| WORK REQUIRED |
Restate the records that follow word for word; no pictures should appear.

Dataset records:
<<<<

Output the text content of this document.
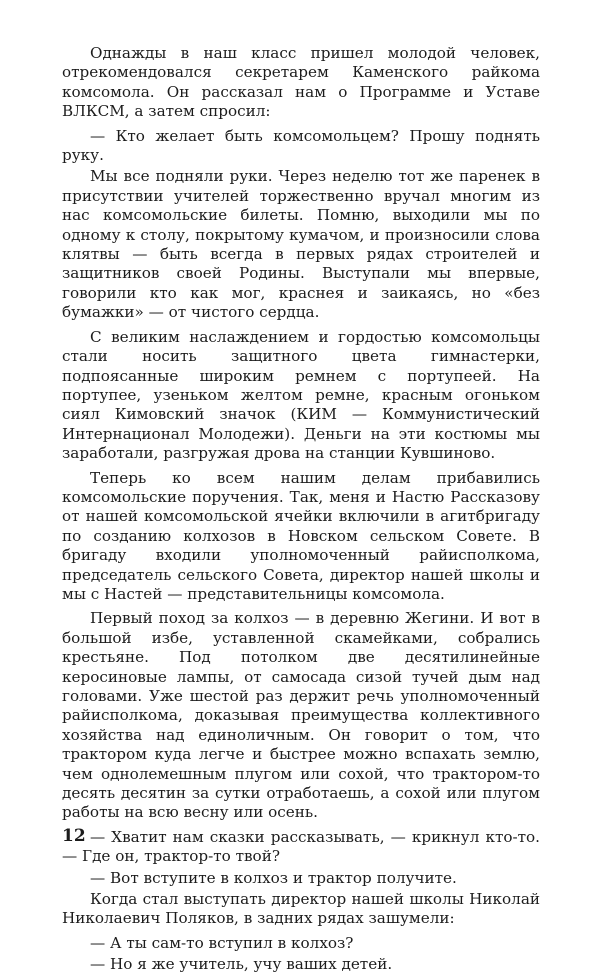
Однажды в наш класс пришел молодой человек, отрекомендовался секретарем Каменского райкома комсомола. Он рассказал нам о Программе и Уставе ВЛКСМ, а затем спросил:

— Кто желает быть комсомольцем? Прошу поднять руку.

Мы все подняли руки. Через неделю тот же паренек в присутствии учителей торжественно вручал многим из нас комсомольские билеты. Помню, выходили мы по одному к столу, покрытому кумачом, и произносили слова клятвы — быть всегда в первых рядах строителей и защитников своей Родины. Выступали мы впервые, говорили кто как мог, краснея и заикаясь, но «без бумажки» — от чистого сердца.

С великим наслаждением и гордостью комсомольцы стали носить защитного цвета гимнастерки, подпоясанные широким ремнем с портупеей. На портупее, узеньком желтом ремне, красным огоньком сиял Кимовский значок (КИМ — Коммунистический Интернационал Молодежи). Деньги на эти костюмы мы заработали, разгружая дрова на станции Кувшиново.

Теперь ко всем нашим делам прибавились комсомольские поручения. Так, меня и Настю Рассказову от нашей комсомольской ячейки включили в агитбригаду по созданию колхозов в Новском сельском Совете. В бригаду входили уполномоченный райисполкома, председатель сельского Совета, директор нашей школы и мы с Настей — представительницы комсомола.

Первый поход за колхоз — в деревню Жегини. И вот в большой избе, уставленной скамейками, собрались крестьяне. Под потолком две десятилинейные керосиновые лампы, от самосада сизой тучей дым над головами. Уже шестой раз держит речь уполномоченный райисполкома, доказывая преимущества коллективного хозяйства над единоличным. Он говорит о том, что трактором куда легче и быстрее можно вспахать землю, чем однолемешным плугом или сохой, что трактором-то десять десятин за сутки отработаешь, а сохой или плугом работы на всю весну или осень.

— Хватит нам сказки рассказывать, — крикнул кто-то. — Где он, трактор-то твой?

— Вот вступите в колхоз и трактор получите.

Когда стал выступать директор нашей школы Николай Николаевич Поляков, в задних рядах зашумели:

— А ты сам-то вступил в колхоз?

— Но я же учитель, учу ваших детей.

12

>>>>

| COMPLETED EXERCISE |
Output the text content of this document.
Однажды в наш класс пришел молодой человек, отрекомендовался секретарем Каменского райкома комсомола. Он рассказал нам о Программе и Уставе ВЛКСМ, а затем спросил:

— Кто желает быть комсомольцем? Прошу поднять руку.

Мы все подняли руки. Через неделю тот же паренек в присутствии учителей торжественно вручал многим из нас комсомольские билеты. Помню, выходили мы по одному к столу, покрытому кумачом, и произносили слова клятвы — быть всегда в первых рядах строителей и защитников своей Родины. Выступали мы впервые, говорили кто как мог, краснея и заикаясь, но «без бумажки» — от чистого сердца.

С великим наслаждением и гордостью комсомольцы стали носить защитного цвета гимнастерки, подпоясанные широким ремнем с портупеей. На портупее, узеньком желтом ремне, красным огоньком сиял Кимовский значок (КИМ — Коммунистический Интернационал Молодежи). Деньги на эти костюмы мы заработали, разгружая дрова на станции Кувшиново.

Теперь ко всем нашим делам прибавились комсомольские поручения. Так, меня и Настю Рассказову от нашей комсомольской ячейки включили в агитбригаду по созданию колхозов в Новском сельском Совете. В бригаду входили уполномоченный райисполкома, председатель сельского Совета, директор нашей школы и мы с Настей — представительницы комсомола.

Первый поход за колхоз — в деревню Жегини. И вот в большой избе, уставленной скамейками, собрались крестьяне. Под потолком две десятилинейные керосиновые лампы, от самосада сизой тучей дым над головами. Уже шестой раз держит речь уполномоченный райисполкома, доказывая преимущества коллективного хозяйства над единоличным. Он говорит о том, что трактором куда легче и быстрее можно вспахать землю, чем однолемешным плугом или сохой, что трактором-то десять десятин за сутки отработаешь, а сохой или плугом работы на всю весну или осень.

— Хватит нам сказки рассказывать, — крикнул кто-то. — Где он, трактор-то твой?

— Вот вступите в колхоз и трактор получите.

Когда стал выступать директор нашей школы Николай Николаевич Поляков, в задних рядах зашумели:

— А ты сам-то вступил в колхоз?

— Но я же учитель, учу ваших детей.

12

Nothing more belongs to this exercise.